Saved data entries:
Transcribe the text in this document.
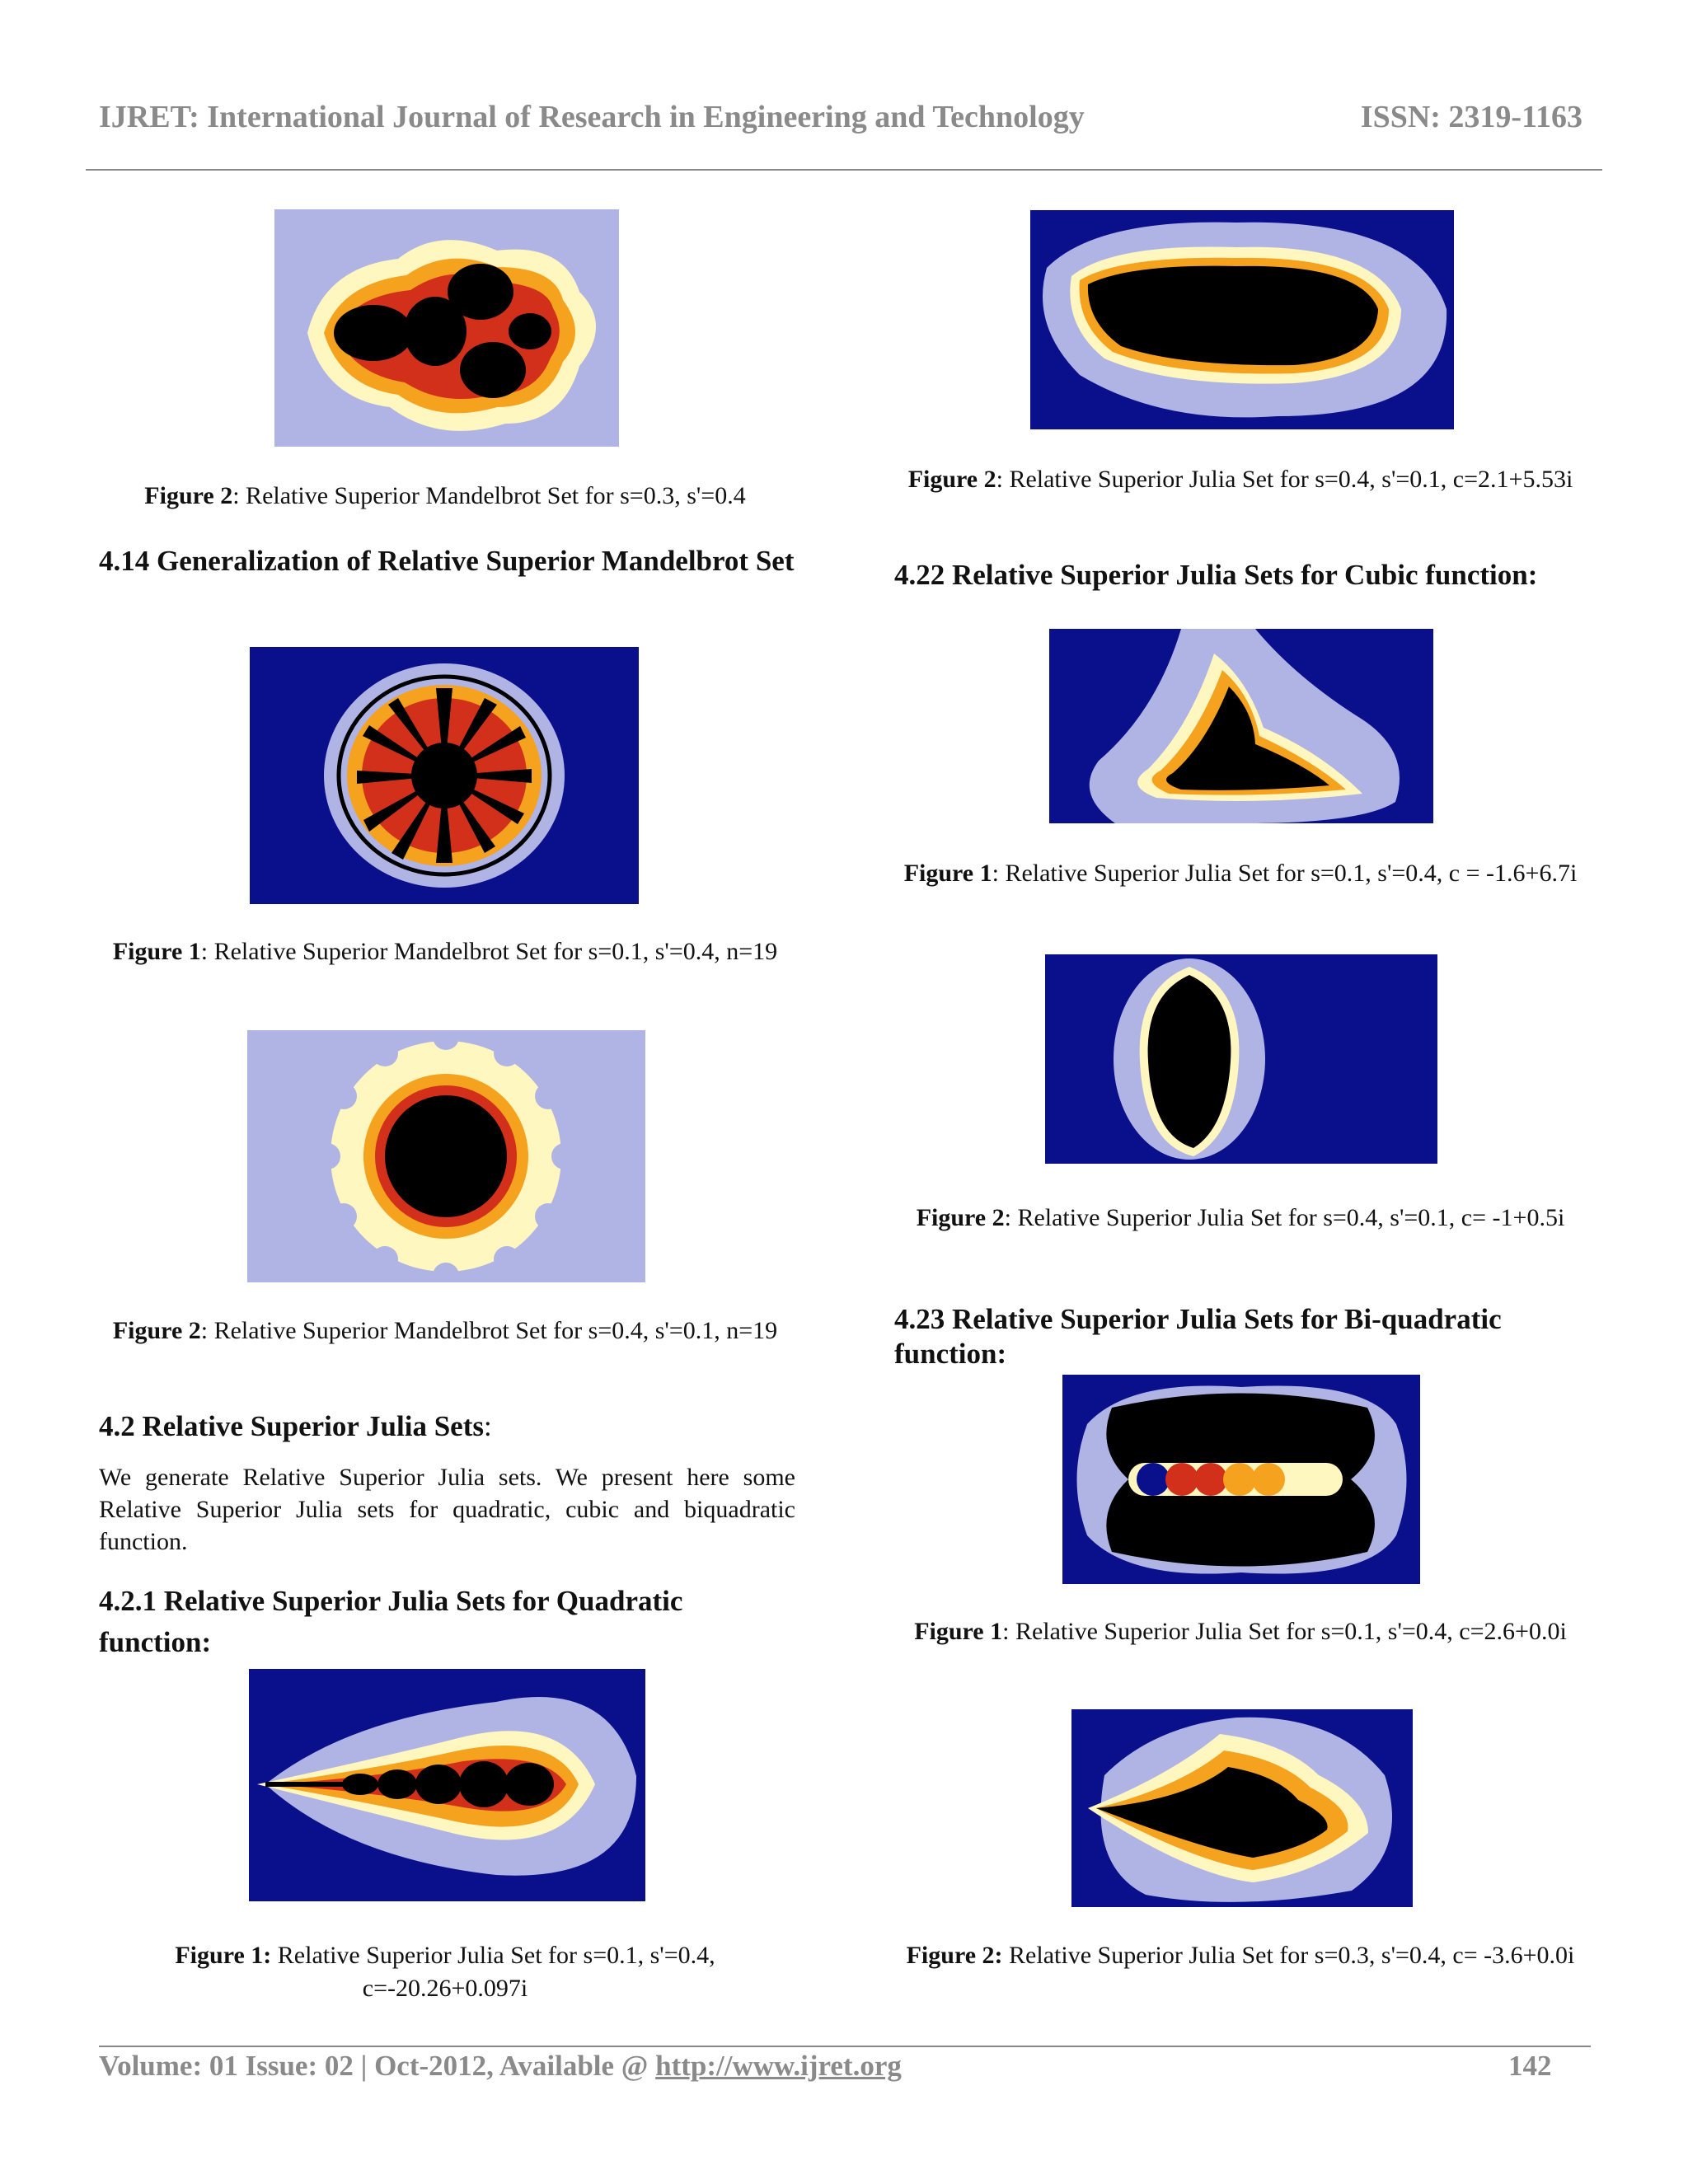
IJRET: International Journal of Research in Engineering and Technology	ISSN: 2319-1163
Figure 2: Relative Superior Mandelbrot Set for s=0.3, s'=0.4
4.14 Generalization of Relative Superior Mandelbrot Set
Figure 1: Relative Superior Mandelbrot Set for s=0.1, s'=0.4, n=19
Figure 2: Relative Superior Mandelbrot Set for s=0.4, s'=0.1, n=19
4.2 Relative Superior Julia Sets:
We generate Relative Superior Julia sets. We present here some Relative Superior Julia sets for quadratic, cubic and biquadratic function.
4.2.1 Relative Superior Julia Sets for Quadratic function:
Figure 1: Relative Superior Julia Set for s=0.1, s'=0.4, c=-20.26+0.097i
Figure 2: Relative Superior Julia Set for s=0.4, s'=0.1, c=2.1+5.53i
4.22 Relative Superior Julia Sets for Cubic function:
Figure 1: Relative Superior Julia Set for s=0.1, s'=0.4, c = -1.6+6.7i
Figure 2: Relative Superior Julia Set for s=0.4, s'=0.1, c= -1+0.5i
4.23 Relative Superior Julia Sets for Bi-quadratic function:
Figure 1: Relative Superior Julia Set for s=0.1, s'=0.4, c=2.6+0.0i
Figure 2: Relative Superior Julia Set for s=0.3, s'=0.4, c= -3.6+0.0i
Volume: 01 Issue: 02 | Oct-2012, Available @ http://www.ijret.org	142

**Problem requirements**
Copy the listing in full and without alteration, omitting every picture.

**Complete output**
Transcribe the text in this document.
IJRET: International Journal of Research in Engineering and Technology	ISSN: 2319-1163
Figure 2: Relative Superior Mandelbrot Set for s=0.3, s'=0.4
4.14 Generalization of Relative Superior Mandelbrot Set
Figure 1: Relative Superior Mandelbrot Set for s=0.1, s'=0.4, n=19
Figure 2: Relative Superior Mandelbrot Set for s=0.4, s'=0.1, n=19
4.2 Relative Superior Julia Sets:
We generate Relative Superior Julia sets. We present here some Relative Superior Julia sets for quadratic, cubic and biquadratic function.
4.2.1 Relative Superior Julia Sets for Quadratic function:
Figure 1: Relative Superior Julia Set for s=0.1, s'=0.4, c=-20.26+0.097i
Figure 2: Relative Superior Julia Set for s=0.4, s'=0.1, c=2.1+5.53i
4.22 Relative Superior Julia Sets for Cubic function:
Figure 1: Relative Superior Julia Set for s=0.1, s'=0.4, c = -1.6+6.7i
Figure 2: Relative Superior Julia Set for s=0.4, s'=0.1, c= -1+0.5i
4.23 Relative Superior Julia Sets for Bi-quadratic function:
Figure 1: Relative Superior Julia Set for s=0.1, s'=0.4, c=2.6+0.0i
Figure 2: Relative Superior Julia Set for s=0.3, s'=0.4, c= -3.6+0.0i
Volume: 01 Issue: 02 | Oct-2012, Available @ http://www.ijret.org	142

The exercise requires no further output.